**Requirement:** Copy out each line of the material below with no changes.

**Exercise input:**
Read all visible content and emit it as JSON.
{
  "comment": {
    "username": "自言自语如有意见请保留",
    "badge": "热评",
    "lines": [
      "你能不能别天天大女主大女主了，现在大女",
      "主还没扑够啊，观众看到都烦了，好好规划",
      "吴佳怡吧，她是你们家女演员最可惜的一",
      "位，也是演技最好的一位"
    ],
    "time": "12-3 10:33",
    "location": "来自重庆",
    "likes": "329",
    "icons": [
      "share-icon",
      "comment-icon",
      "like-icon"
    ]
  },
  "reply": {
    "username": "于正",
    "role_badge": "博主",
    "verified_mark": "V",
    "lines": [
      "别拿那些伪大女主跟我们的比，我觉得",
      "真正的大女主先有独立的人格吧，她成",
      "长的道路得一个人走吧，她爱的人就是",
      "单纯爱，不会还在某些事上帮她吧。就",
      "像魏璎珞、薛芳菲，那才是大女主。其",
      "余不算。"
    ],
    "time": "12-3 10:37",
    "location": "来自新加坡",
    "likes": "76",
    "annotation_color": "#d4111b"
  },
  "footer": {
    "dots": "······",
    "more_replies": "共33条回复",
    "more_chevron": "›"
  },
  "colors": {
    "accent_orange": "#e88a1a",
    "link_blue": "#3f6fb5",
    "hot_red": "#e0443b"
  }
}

**Exercise output:**
Read all visible content and emit it as JSON.
{
  "comment": {
    "username": "自言自语如有意见请保留",
    "badge": "热评",
    "lines": [
      "你能不能别天天大女主大女主了，现在大女",
      "主还没扑够啊，观众看到都烦了，好好规划",
      "吴佳怡吧，她是你们家女演员最可惜的一",
      "位，也是演技最好的一位"
    ],
    "time": "12-3 10:33",
    "location": "来自重庆",
    "likes": "329",
    "icons": [
      "share-icon",
      "comment-icon",
      "like-icon"
    ]
  },
  "reply": {
    "username": "于正",
    "role_badge": "博主",
    "verified_mark": "V",
    "lines": [
      "别拿那些伪大女主跟我们的比，我觉得",
      "真正的大女主先有独立的人格吧，她成",
      "长的道路得一个人走吧，她爱的人就是",
      "单纯爱，不会还在某些事上帮她吧。就",
      "像魏璎珞、薛芳菲，那才是大女主。其",
      "余不算。"
    ],
    "time": "12-3 10:37",
    "location": "来自新加坡",
    "likes": "76",
    "annotation_color": "#d4111b"
  },
  "footer": {
    "dots": "······",
    "more_replies": "共33条回复",
    "more_chevron": "›"
  },
  "colors": {
    "accent_orange": "#e88a1a",
    "link_blue": "#3f6fb5",
    "hot_red": "#e0443b"
  }
}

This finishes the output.